Data items:
--- BEGIN ---

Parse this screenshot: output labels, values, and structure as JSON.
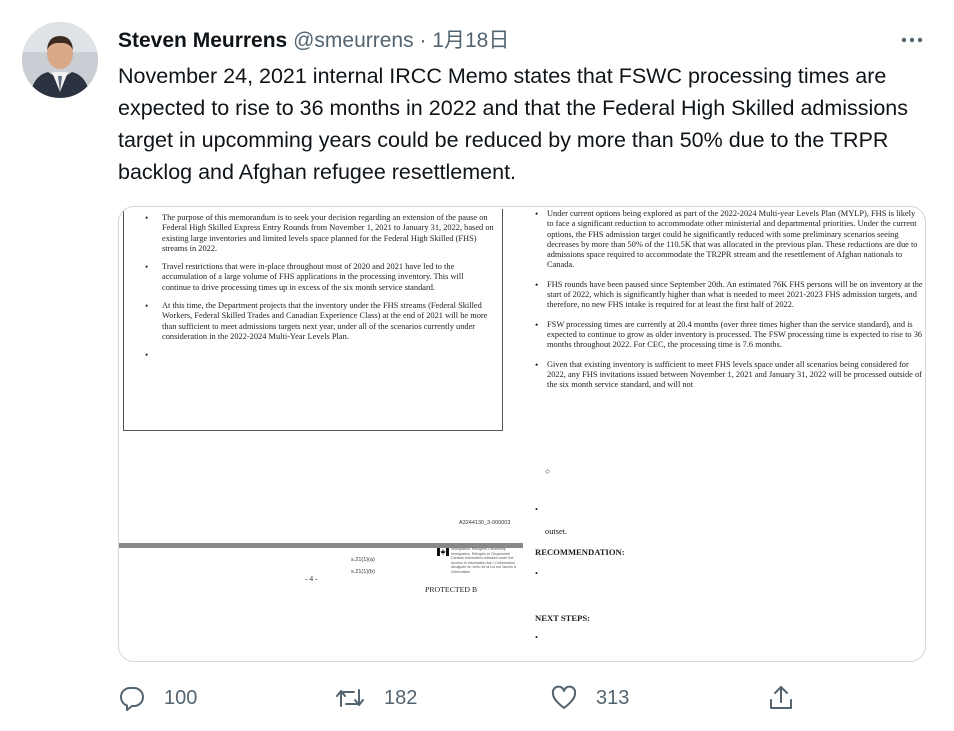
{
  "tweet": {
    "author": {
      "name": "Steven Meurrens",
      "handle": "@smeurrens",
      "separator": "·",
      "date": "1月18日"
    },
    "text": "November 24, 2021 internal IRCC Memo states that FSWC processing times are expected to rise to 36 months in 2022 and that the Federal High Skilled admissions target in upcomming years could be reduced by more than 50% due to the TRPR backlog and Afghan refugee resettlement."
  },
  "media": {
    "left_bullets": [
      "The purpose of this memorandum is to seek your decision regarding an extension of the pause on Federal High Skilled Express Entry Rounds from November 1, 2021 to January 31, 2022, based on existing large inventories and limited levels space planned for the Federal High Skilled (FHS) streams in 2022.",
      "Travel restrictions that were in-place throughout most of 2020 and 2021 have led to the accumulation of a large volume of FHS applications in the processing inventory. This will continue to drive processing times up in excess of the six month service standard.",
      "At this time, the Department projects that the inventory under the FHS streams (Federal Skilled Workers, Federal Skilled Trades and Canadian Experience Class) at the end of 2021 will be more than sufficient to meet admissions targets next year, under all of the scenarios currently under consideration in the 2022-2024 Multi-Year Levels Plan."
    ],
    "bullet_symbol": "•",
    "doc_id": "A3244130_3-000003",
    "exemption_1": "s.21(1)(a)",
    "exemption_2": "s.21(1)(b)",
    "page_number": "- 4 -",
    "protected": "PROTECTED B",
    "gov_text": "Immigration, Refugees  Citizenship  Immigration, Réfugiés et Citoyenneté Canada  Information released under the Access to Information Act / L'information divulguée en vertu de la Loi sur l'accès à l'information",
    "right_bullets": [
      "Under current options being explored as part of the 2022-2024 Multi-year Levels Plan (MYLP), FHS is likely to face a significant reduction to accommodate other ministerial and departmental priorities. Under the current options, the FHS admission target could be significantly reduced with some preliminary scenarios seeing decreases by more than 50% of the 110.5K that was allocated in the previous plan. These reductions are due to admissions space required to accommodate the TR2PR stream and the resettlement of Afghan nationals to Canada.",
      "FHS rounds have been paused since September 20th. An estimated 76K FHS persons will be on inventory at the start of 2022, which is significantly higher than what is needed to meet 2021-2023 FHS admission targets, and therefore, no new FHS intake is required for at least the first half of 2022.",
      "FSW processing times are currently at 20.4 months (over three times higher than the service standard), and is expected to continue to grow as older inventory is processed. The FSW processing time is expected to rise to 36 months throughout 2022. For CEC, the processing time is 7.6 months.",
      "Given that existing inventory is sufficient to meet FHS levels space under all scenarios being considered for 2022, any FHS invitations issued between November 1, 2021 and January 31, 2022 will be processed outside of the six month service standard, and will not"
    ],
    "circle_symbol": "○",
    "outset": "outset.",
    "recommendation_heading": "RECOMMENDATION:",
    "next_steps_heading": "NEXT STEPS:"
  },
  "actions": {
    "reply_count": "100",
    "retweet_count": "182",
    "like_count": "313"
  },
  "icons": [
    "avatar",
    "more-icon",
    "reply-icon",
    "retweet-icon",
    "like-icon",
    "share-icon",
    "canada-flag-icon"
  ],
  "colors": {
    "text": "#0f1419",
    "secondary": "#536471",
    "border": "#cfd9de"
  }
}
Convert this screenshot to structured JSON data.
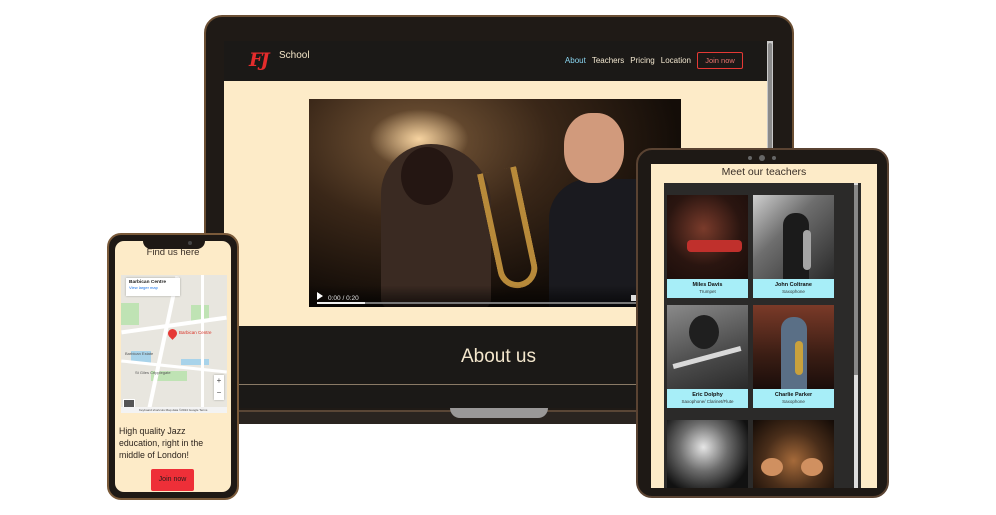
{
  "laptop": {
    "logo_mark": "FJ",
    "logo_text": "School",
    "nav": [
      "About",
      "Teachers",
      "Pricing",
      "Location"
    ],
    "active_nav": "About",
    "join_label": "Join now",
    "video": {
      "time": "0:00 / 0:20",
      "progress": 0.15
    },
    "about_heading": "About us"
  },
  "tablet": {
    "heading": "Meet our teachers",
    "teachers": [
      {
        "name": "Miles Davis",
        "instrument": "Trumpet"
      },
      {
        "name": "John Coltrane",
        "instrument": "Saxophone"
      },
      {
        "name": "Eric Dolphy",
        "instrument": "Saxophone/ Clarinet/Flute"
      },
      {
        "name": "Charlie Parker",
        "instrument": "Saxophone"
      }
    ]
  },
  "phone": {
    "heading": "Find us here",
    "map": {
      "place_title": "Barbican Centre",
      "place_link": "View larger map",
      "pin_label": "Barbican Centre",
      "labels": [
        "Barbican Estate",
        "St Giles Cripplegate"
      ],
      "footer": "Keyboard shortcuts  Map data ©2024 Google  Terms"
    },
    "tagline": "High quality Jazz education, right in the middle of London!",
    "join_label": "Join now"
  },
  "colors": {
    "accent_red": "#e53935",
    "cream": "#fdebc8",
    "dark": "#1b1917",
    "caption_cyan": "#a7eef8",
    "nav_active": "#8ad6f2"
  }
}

--- END ---

■ **THE TASK**:
Give every line above again exactly, with no pictures.

■ **FULL SOLUTION**:
Parse this screenshot: output labels, values, and structure as JSON.
{
  "tweet": {
    "author": {
      "name": "Steven Meurrens",
      "handle": "@smeurrens",
      "separator": "·",
      "date": "1月18日"
    },
    "text": "November 24, 2021 internal IRCC Memo states that FSWC processing times are expected to rise to 36 months in 2022 and that the Federal High Skilled admissions target in upcomming years could be reduced by more than 50% due to the TRPR backlog and Afghan refugee resettlement."
  },
  "media": {
    "left_bullets": [
      "The purpose of this memorandum is to seek your decision regarding an extension of the pause on Federal High Skilled Express Entry Rounds from November 1, 2021 to January 31, 2022, based on existing large inventories and limited levels space planned for the Federal High Skilled (FHS) streams in 2022.",
      "Travel restrictions that were in-place throughout most of 2020 and 2021 have led to the accumulation of a large volume of FHS applications in the processing inventory. This will continue to drive processing times up in excess of the six month service standard.",
      "At this time, the Department projects that the inventory under the FHS streams (Federal Skilled Workers, Federal Skilled Trades and Canadian Experience Class) at the end of 2021 will be more than sufficient to meet admissions targets next year, under all of the scenarios currently under consideration in the 2022-2024 Multi-Year Levels Plan."
    ],
    "bullet_symbol": "•",
    "doc_id": "A3244130_3-000003",
    "exemption_1": "s.21(1)(a)",
    "exemption_2": "s.21(1)(b)",
    "page_number": "- 4 -",
    "protected": "PROTECTED B",
    "gov_text": "Immigration, Refugees  Citizenship  Immigration, Réfugiés et Citoyenneté Canada  Information released under the Access to Information Act / L'information divulguée en vertu de la Loi sur l'accès à l'information",
    "right_bullets": [
      "Under current options being explored as part of the 2022-2024 Multi-year Levels Plan (MYLP), FHS is likely to face a significant reduction to accommodate other ministerial and departmental priorities. Under the current options, the FHS admission target could be significantly reduced with some preliminary scenarios seeing decreases by more than 50% of the 110.5K that was allocated in the previous plan. These reductions are due to admissions space required to accommodate the TR2PR stream and the resettlement of Afghan nationals to Canada.",
      "FHS rounds have been paused since September 20th. An estimated 76K FHS persons will be on inventory at the start of 2022, which is significantly higher than what is needed to meet 2021-2023 FHS admission targets, and therefore, no new FHS intake is required for at least the first half of 2022.",
      "FSW processing times are currently at 20.4 months (over three times higher than the service standard), and is expected to continue to grow as older inventory is processed. The FSW processing time is expected to rise to 36 months throughout 2022. For CEC, the processing time is 7.6 months.",
      "Given that existing inventory is sufficient to meet FHS levels space under all scenarios being considered for 2022, any FHS invitations issued between November 1, 2021 and January 31, 2022 will be processed outside of the six month service standard, and will not"
    ],
    "circle_symbol": "○",
    "outset": "outset.",
    "recommendation_heading": "RECOMMENDATION:",
    "next_steps_heading": "NEXT STEPS:"
  },
  "actions": {
    "reply_count": "100",
    "retweet_count": "182",
    "like_count": "313"
  },
  "icons": [
    "avatar",
    "more-icon",
    "reply-icon",
    "retweet-icon",
    "like-icon",
    "share-icon",
    "canada-flag-icon"
  ],
  "colors": {
    "text": "#0f1419",
    "secondary": "#536471",
    "border": "#cfd9de"
  }
}
Convert this screenshot to structured JSON data.
{
  "laptop": {
    "logo_mark": "FJ",
    "logo_text": "School",
    "nav": [
      "About",
      "Teachers",
      "Pricing",
      "Location"
    ],
    "active_nav": "About",
    "join_label": "Join now",
    "video": {
      "time": "0:00 / 0:20",
      "progress": 0.15
    },
    "about_heading": "About us"
  },
  "tablet": {
    "heading": "Meet our teachers",
    "teachers": [
      {
        "name": "Miles Davis",
        "instrument": "Trumpet"
      },
      {
        "name": "John Coltrane",
        "instrument": "Saxophone"
      },
      {
        "name": "Eric Dolphy",
        "instrument": "Saxophone/ Clarinet/Flute"
      },
      {
        "name": "Charlie Parker",
        "instrument": "Saxophone"
      }
    ]
  },
  "phone": {
    "heading": "Find us here",
    "map": {
      "place_title": "Barbican Centre",
      "place_link": "View larger map",
      "pin_label": "Barbican Centre",
      "labels": [
        "Barbican Estate",
        "St Giles Cripplegate"
      ],
      "footer": "Keyboard shortcuts  Map data ©2024 Google  Terms"
    },
    "tagline": "High quality Jazz education, right in the middle of London!",
    "join_label": "Join now"
  },
  "colors": {
    "accent_red": "#e53935",
    "cream": "#fdebc8",
    "dark": "#1b1917",
    "caption_cyan": "#a7eef8",
    "nav_active": "#8ad6f2"
  }
}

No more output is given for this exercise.